To be done: Wherever the word "count" appears in a line, copy that line.

Data for the task:

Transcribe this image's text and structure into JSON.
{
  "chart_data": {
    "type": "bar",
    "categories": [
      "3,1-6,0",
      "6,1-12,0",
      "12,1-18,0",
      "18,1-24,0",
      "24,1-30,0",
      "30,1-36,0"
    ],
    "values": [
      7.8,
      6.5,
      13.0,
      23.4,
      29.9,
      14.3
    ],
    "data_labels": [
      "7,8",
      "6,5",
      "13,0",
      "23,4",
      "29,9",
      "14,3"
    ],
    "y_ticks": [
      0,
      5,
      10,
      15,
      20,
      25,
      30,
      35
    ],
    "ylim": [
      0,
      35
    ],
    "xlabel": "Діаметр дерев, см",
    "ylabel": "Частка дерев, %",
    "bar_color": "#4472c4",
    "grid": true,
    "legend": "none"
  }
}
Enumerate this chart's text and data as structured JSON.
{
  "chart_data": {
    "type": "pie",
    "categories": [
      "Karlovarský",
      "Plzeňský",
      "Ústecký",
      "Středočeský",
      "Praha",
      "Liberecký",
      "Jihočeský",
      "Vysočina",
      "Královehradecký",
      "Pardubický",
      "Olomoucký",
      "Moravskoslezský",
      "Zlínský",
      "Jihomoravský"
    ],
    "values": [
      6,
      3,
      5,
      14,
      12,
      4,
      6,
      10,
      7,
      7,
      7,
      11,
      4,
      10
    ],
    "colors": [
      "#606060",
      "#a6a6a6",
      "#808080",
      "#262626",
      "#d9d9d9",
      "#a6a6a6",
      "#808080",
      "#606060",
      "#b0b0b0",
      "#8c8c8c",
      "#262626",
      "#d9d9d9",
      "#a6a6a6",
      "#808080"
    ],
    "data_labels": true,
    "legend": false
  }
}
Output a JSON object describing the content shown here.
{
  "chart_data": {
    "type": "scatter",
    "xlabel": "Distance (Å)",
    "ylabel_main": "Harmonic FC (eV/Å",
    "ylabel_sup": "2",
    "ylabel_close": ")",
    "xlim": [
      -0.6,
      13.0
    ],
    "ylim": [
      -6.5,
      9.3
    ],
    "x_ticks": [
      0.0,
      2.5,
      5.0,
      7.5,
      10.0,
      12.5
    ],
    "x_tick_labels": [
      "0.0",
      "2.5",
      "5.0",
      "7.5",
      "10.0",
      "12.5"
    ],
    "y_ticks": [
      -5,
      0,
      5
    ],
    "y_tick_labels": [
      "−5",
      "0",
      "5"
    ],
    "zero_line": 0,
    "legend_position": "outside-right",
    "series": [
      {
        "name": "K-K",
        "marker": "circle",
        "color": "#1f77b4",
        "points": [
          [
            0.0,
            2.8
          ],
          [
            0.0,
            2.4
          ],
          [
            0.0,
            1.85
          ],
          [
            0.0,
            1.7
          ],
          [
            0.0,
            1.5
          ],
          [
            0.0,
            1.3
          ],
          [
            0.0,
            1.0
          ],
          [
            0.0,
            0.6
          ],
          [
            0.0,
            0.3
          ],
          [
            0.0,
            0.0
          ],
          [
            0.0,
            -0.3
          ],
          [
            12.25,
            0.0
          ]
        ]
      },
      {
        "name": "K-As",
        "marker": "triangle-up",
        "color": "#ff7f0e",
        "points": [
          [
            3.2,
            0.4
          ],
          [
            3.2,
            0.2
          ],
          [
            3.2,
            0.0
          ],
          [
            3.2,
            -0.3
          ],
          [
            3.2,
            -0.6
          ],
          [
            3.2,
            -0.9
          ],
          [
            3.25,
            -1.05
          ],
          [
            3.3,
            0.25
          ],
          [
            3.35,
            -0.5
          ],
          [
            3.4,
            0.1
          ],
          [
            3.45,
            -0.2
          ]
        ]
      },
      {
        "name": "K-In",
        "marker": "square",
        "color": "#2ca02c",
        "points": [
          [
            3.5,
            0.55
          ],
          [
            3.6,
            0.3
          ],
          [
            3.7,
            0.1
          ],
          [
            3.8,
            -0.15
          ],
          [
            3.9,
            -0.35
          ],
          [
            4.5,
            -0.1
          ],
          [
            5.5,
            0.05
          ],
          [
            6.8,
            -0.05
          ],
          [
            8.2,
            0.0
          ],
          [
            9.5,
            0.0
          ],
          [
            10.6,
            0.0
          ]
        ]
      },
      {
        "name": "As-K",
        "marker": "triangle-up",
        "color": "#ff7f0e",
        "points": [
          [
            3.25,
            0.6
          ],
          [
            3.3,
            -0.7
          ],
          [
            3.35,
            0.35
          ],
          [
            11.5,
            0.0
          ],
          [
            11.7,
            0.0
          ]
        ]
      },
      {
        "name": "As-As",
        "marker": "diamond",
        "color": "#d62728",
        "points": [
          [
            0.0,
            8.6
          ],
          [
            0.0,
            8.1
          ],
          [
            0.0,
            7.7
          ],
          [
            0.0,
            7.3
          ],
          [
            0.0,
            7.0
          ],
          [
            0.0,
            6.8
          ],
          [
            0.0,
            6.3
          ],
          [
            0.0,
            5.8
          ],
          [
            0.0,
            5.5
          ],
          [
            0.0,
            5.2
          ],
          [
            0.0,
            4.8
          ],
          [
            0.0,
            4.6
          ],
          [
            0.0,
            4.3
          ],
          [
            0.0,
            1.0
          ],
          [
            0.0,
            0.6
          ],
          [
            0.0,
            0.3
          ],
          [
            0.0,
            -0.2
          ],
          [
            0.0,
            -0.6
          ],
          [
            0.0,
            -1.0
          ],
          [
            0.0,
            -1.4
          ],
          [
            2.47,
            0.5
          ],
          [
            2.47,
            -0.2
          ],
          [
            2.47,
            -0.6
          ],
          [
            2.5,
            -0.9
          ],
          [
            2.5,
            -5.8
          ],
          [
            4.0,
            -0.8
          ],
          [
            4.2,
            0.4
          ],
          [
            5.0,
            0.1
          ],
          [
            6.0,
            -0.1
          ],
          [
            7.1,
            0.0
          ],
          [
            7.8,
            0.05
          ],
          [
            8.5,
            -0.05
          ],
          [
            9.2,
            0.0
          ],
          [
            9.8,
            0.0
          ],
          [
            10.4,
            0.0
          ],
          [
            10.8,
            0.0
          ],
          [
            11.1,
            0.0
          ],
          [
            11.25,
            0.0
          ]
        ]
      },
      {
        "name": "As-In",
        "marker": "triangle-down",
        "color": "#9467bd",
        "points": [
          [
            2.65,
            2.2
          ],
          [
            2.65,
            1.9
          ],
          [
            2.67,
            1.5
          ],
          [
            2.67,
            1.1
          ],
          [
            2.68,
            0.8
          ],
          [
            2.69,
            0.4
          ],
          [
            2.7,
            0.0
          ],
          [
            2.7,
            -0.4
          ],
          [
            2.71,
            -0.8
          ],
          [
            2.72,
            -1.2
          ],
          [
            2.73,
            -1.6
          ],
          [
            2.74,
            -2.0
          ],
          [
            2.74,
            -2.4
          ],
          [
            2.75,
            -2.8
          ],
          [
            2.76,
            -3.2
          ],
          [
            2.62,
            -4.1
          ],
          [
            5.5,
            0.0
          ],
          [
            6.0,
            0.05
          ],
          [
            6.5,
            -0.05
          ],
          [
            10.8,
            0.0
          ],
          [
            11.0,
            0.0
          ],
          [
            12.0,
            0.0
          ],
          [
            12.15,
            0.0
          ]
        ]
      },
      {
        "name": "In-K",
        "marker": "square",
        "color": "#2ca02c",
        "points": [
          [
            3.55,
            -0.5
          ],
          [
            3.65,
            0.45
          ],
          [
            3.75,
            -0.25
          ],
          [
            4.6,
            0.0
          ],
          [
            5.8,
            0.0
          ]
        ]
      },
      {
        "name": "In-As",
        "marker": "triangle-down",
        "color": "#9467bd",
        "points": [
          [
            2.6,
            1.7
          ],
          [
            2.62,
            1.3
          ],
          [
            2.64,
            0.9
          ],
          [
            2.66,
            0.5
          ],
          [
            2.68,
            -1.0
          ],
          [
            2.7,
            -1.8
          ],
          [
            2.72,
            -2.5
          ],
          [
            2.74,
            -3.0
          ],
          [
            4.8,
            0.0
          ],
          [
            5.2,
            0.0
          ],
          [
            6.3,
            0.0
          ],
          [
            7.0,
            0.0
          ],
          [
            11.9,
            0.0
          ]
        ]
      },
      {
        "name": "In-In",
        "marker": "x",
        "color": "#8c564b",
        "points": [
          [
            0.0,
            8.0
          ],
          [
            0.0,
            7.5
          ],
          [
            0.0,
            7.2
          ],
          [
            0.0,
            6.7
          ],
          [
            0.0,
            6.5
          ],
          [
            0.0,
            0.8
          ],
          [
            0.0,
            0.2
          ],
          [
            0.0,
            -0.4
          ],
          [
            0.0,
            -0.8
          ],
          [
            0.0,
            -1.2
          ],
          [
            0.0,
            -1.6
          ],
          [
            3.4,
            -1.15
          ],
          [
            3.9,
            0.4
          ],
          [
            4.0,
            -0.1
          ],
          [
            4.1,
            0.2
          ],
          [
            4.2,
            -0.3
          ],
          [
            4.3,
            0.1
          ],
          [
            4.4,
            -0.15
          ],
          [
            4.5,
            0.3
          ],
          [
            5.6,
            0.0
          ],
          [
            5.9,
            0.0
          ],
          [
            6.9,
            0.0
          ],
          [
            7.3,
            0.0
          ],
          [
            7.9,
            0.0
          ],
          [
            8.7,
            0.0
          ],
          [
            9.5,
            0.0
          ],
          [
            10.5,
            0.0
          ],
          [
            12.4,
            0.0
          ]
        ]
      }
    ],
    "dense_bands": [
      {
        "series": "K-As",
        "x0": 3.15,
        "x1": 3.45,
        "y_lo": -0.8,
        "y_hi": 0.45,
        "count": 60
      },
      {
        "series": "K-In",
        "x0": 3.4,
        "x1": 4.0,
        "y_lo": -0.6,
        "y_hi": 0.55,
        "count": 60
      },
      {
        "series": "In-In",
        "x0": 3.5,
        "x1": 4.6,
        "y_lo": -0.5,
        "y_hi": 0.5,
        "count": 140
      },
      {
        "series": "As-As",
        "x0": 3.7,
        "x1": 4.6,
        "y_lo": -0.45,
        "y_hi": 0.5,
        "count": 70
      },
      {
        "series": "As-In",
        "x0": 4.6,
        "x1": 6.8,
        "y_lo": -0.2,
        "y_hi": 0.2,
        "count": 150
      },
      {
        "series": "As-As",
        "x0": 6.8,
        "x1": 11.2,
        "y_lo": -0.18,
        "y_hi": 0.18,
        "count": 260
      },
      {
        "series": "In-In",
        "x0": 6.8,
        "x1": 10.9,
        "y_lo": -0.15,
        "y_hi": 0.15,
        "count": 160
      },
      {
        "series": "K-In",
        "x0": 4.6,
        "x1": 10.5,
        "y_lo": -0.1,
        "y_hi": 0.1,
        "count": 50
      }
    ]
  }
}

Answer to this task:
        "count": 60
        "count": 60
        "count": 140
        "count": 70
        "count": 150
        "count": 260
        "count": 160
        "count": 50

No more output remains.